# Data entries
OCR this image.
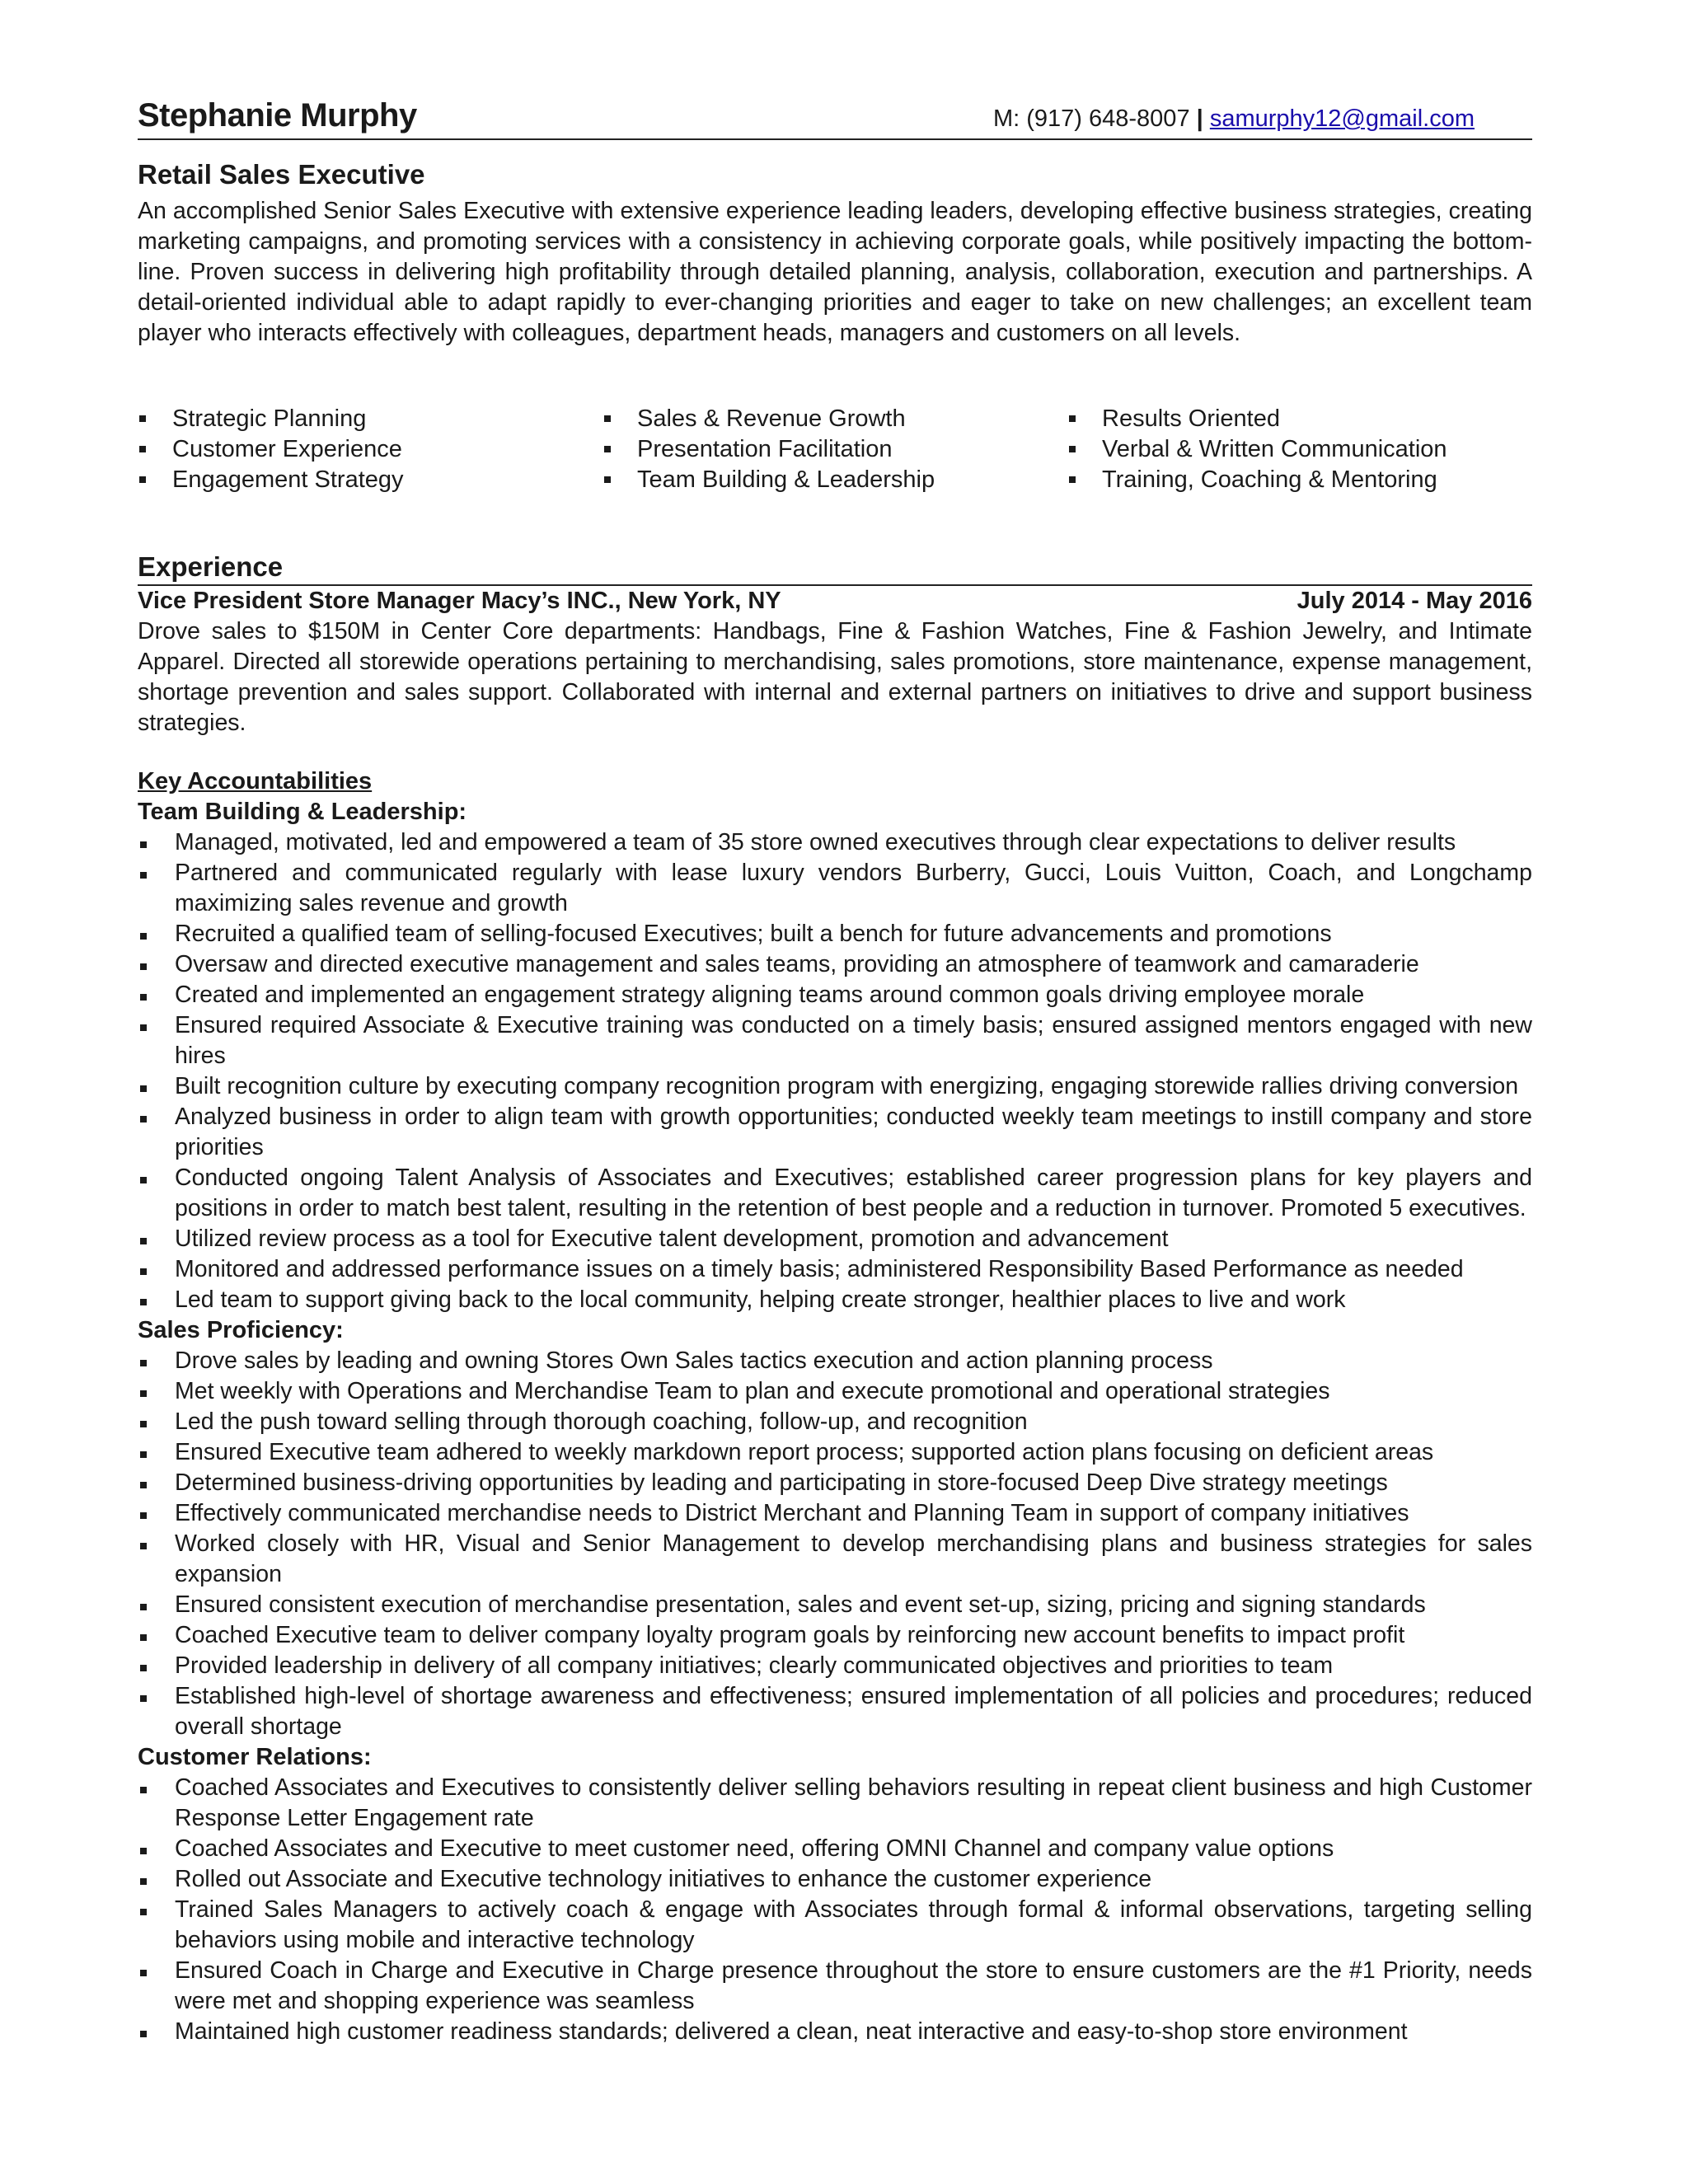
Stephanie Murphy	M: (917) 648-8007 | samurphy12@gmail.com
Retail Sales Executive

An accomplished Senior Sales Executive with extensive experience leading leaders, developing effective business strategies, creating marketing campaigns, and promoting services with a consistency in achieving corporate goals, while positively impacting the bottom-line. Proven success in delivering high profitability through detailed planning, analysis, collaboration, execution and partnerships. A detail-oriented individual able to adapt rapidly to ever-changing priorities and eager to take on new challenges; an excellent team player who interacts effectively with colleagues, department heads, managers and customers on all levels.

Strategic Planning
Customer Experience
Engagement Strategy
Sales & Revenue Growth
Presentation Facilitation
Team Building & Leadership
Results Oriented
Verbal & Written Communication
Training, Coaching & Mentoring
Experience
Vice President Store Manager Macy’s INC., New York, NY	July 2014 - May 2016

Drove sales to $150M in Center Core departments: Handbags, Fine & Fashion Watches, Fine & Fashion Jewelry, and Intimate Apparel. Directed all storewide operations pertaining to merchandising, sales promotions, store maintenance, expense management, shortage prevention and sales support. Collaborated with internal and external partners on initiatives to drive and support business strategies.

Key Accountabilities
Team Building & Leadership:
Managed, motivated, led and empowered a team of 35 store owned executives through clear expectations to deliver results
Partnered and communicated regularly with lease luxury vendors Burberry, Gucci, Louis Vuitton, Coach, and Longchamp maximizing sales revenue and growth
Recruited a qualified team of selling-focused Executives; built a bench for future advancements and promotions
Oversaw and directed executive management and sales teams, providing an atmosphere of teamwork and camaraderie
Created and implemented an engagement strategy aligning teams around common goals driving employee morale
Ensured required Associate & Executive training was conducted on a timely basis; ensured assigned mentors engaged with new hires
Built recognition culture by executing company recognition program with energizing, engaging storewide rallies driving conversion
Analyzed business in order to align team with growth opportunities; conducted weekly team meetings to instill company and store priorities
Conducted ongoing Talent Analysis of Associates and Executives; established career progression plans for key players and positions in order to match best talent, resulting in the retention of best people and a reduction in turnover. Promoted 5 executives.
Utilized review process as a tool for Executive talent development, promotion and advancement
Monitored and addressed performance issues on a timely basis; administered Responsibility Based Performance as needed
Led team to support giving back to the local community, helping create stronger, healthier places to live and work
Sales Proficiency:
Drove sales by leading and owning Stores Own Sales tactics execution and action planning process
Met weekly with Operations and Merchandise Team to plan and execute promotional and operational strategies
Led the push toward selling through thorough coaching, follow-up, and recognition
Ensured Executive team adhered to weekly markdown report process; supported action plans focusing on deficient areas
Determined business-driving opportunities by leading and participating in store-focused Deep Dive strategy meetings
Effectively communicated merchandise needs to District Merchant and Planning Team in support of company initiatives
Worked closely with HR, Visual and Senior Management to develop merchandising plans and business strategies for sales expansion
Ensured consistent execution of merchandise presentation, sales and event set-up, sizing, pricing and signing standards
Coached Executive team to deliver company loyalty program goals by reinforcing new account benefits to impact profit
Provided leadership in delivery of all company initiatives; clearly communicated objectives and priorities to team
Established high-level of shortage awareness and effectiveness; ensured implementation of all policies and procedures; reduced overall shortage
Customer Relations:
Coached Associates and Executives to consistently deliver selling behaviors resulting in repeat client business and high Customer Response Letter Engagement rate
Coached Associates and Executive to meet customer need, offering OMNI Channel and company value options
Rolled out Associate and Executive technology initiatives to enhance the customer experience
Trained Sales Managers to actively coach & engage with Associates through formal & informal observations, targeting selling behaviors using mobile and interactive technology
Ensured Coach in Charge and Executive in Charge presence throughout the store to ensure customers are the #1 Priority, needs were met and shopping experience was seamless
Maintained high customer readiness standards; delivered a clean, neat interactive and easy-to-shop store environment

# EXERCISE BRIEF
Work through the data and report how many of its lines hold the word "shortage", giving only the figure.

# FULL ANSWER
2